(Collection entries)

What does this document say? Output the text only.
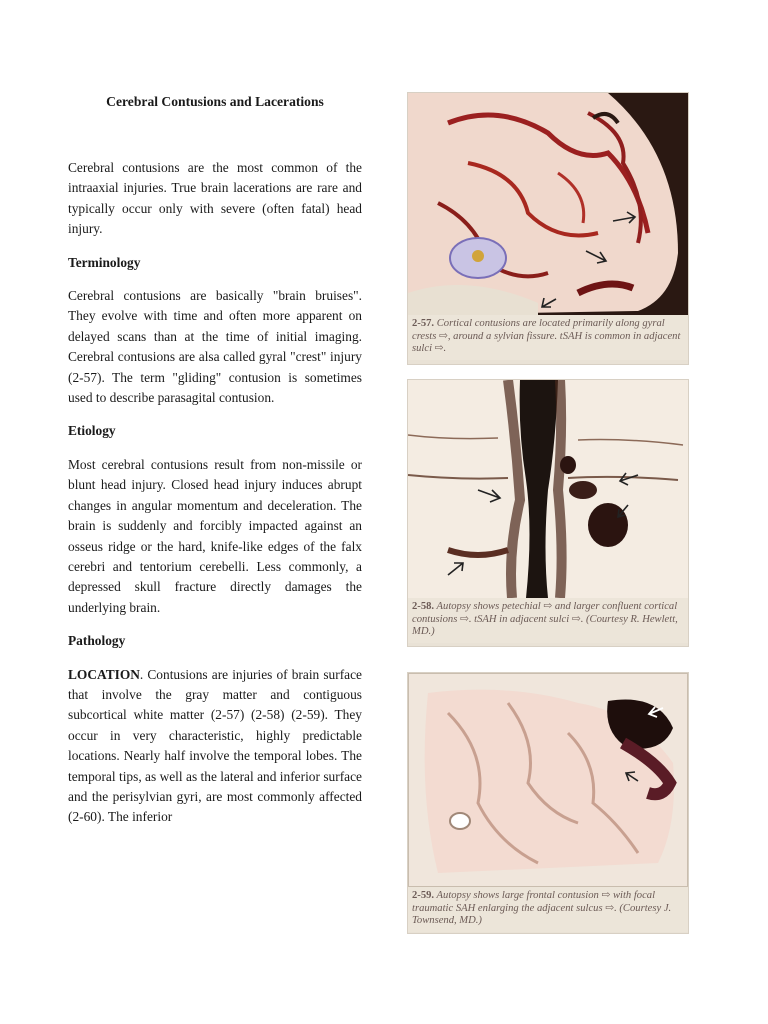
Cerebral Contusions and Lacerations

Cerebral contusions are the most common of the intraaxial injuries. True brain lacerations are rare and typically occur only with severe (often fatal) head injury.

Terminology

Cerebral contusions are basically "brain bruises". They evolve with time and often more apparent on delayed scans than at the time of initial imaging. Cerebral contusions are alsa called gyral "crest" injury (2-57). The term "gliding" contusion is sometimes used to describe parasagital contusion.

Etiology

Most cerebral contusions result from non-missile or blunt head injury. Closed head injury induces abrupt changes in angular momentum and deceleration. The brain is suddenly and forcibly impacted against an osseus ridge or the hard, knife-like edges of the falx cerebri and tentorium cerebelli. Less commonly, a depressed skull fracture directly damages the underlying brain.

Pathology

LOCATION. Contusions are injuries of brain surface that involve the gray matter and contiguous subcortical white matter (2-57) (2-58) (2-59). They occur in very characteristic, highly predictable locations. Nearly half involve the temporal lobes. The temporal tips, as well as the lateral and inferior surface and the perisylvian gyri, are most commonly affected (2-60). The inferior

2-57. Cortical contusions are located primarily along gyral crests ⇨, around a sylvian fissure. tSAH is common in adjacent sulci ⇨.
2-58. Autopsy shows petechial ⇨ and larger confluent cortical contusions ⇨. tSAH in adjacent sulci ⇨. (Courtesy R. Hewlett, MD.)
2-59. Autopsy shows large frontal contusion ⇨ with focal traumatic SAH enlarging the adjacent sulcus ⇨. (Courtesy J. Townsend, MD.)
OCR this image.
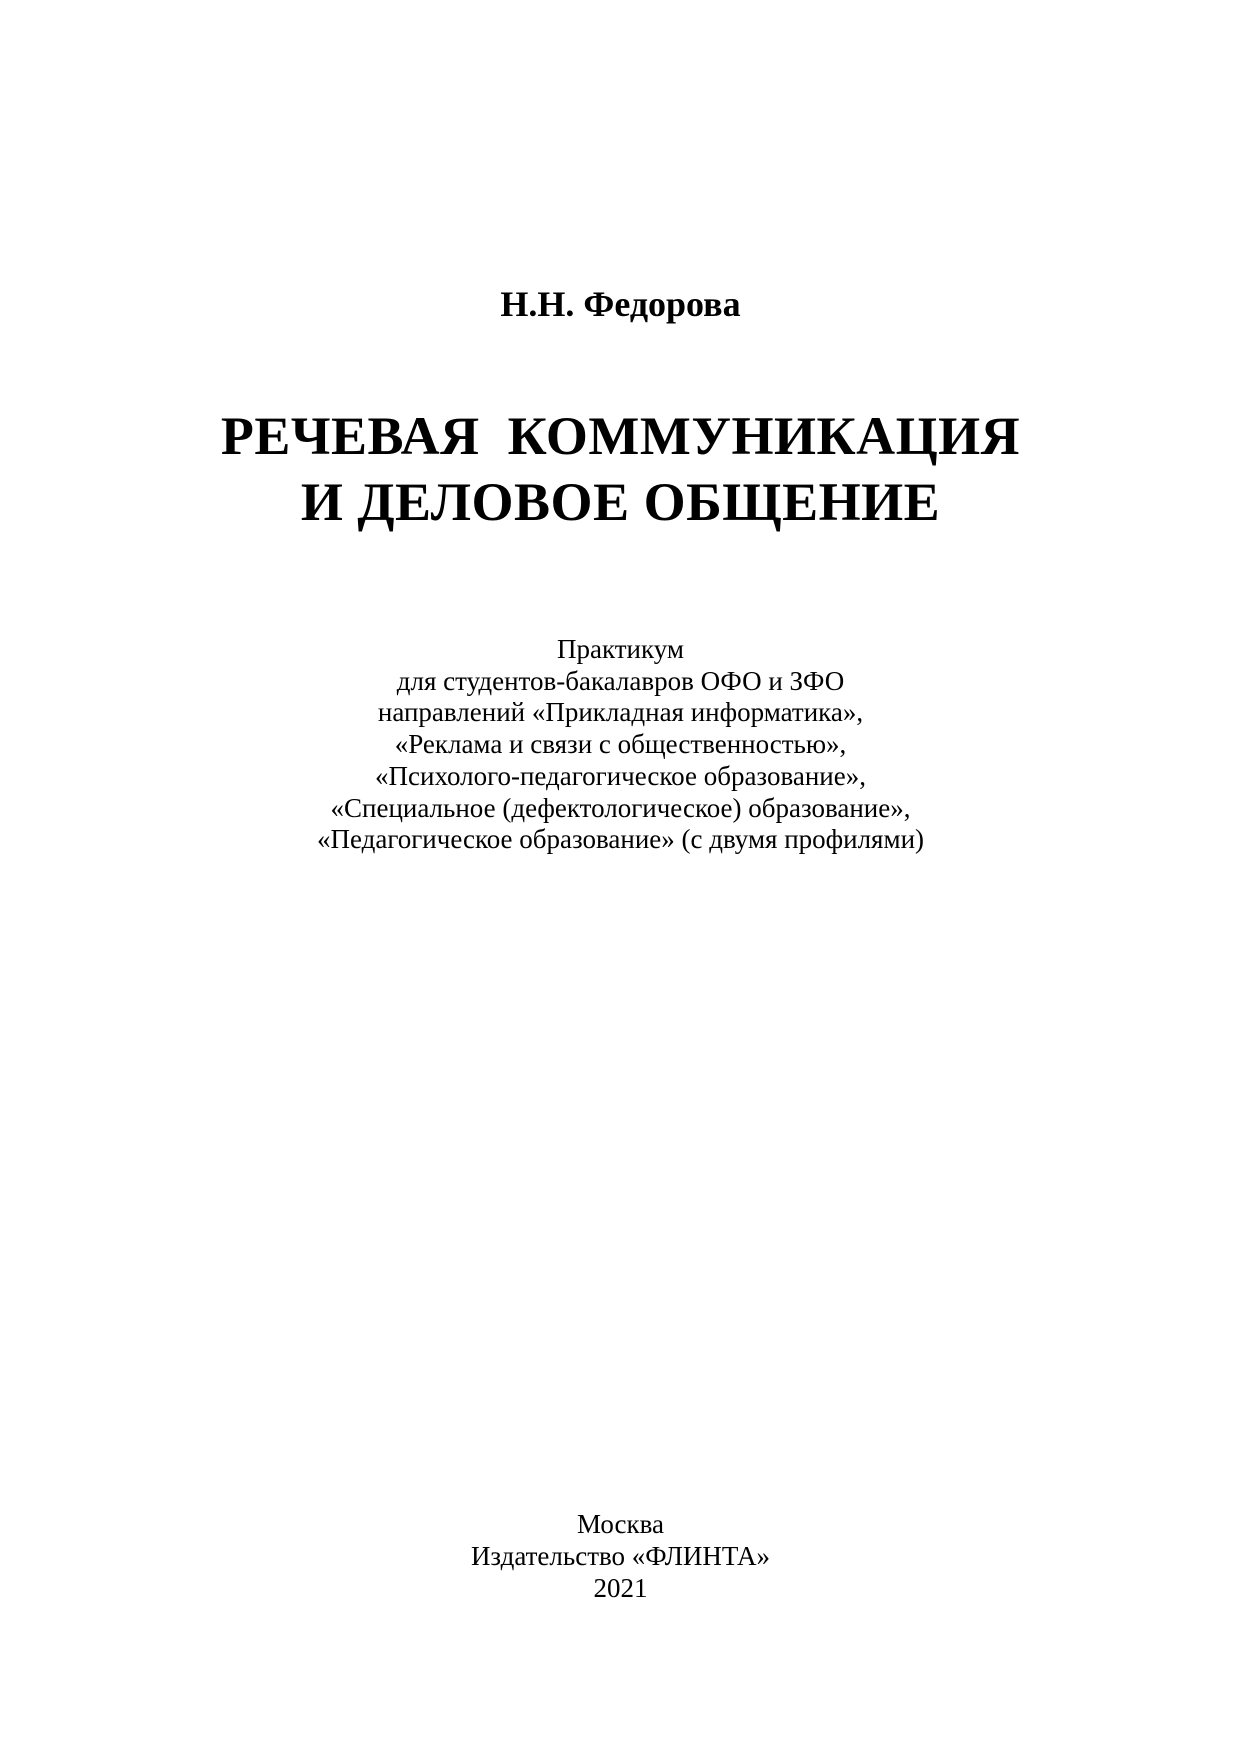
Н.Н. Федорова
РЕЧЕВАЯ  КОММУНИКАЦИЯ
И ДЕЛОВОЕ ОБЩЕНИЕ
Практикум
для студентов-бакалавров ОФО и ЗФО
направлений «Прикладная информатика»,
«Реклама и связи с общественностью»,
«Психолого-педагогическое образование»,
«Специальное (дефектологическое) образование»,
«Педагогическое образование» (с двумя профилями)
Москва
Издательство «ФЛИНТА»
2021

==

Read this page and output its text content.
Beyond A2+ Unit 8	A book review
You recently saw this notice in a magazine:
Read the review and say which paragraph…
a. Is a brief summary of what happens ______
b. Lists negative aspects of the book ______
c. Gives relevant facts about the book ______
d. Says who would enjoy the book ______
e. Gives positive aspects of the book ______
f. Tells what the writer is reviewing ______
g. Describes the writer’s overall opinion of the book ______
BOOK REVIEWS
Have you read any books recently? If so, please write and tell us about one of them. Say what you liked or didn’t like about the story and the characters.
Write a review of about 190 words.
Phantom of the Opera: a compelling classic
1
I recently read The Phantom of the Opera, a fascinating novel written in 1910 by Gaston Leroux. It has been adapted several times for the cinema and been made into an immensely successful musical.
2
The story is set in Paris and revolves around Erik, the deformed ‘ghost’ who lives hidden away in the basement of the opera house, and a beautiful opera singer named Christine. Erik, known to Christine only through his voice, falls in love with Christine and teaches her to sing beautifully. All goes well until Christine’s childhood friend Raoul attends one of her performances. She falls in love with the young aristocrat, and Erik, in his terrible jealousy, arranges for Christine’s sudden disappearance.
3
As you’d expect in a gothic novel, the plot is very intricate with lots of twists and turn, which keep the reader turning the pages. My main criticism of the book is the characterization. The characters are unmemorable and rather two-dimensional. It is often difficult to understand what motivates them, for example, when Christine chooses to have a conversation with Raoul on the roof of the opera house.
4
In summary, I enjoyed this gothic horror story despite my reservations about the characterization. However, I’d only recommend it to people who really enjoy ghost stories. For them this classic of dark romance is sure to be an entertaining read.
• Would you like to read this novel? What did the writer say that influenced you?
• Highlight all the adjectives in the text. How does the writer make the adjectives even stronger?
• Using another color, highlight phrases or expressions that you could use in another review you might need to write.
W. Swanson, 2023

TASK STATEMENT
Select every line where the word "adjacent" occurs.

REPLY TO THE TASK
2-57. Cortical contusions are located primarily along gyral crests ⇨, around a sylvian fissure. tSAH is common in adjacent sulci ⇨.
2-58. Autopsy shows petechial ⇨ and larger confluent cortical contusions ⇨. tSAH in adjacent sulci ⇨. (Courtesy R. Hewlett, MD.)
2-59. Autopsy shows large frontal contusion ⇨ with focal traumatic SAH enlarging the adjacent sulcus ⇨. (Courtesy J. Townsend, MD.)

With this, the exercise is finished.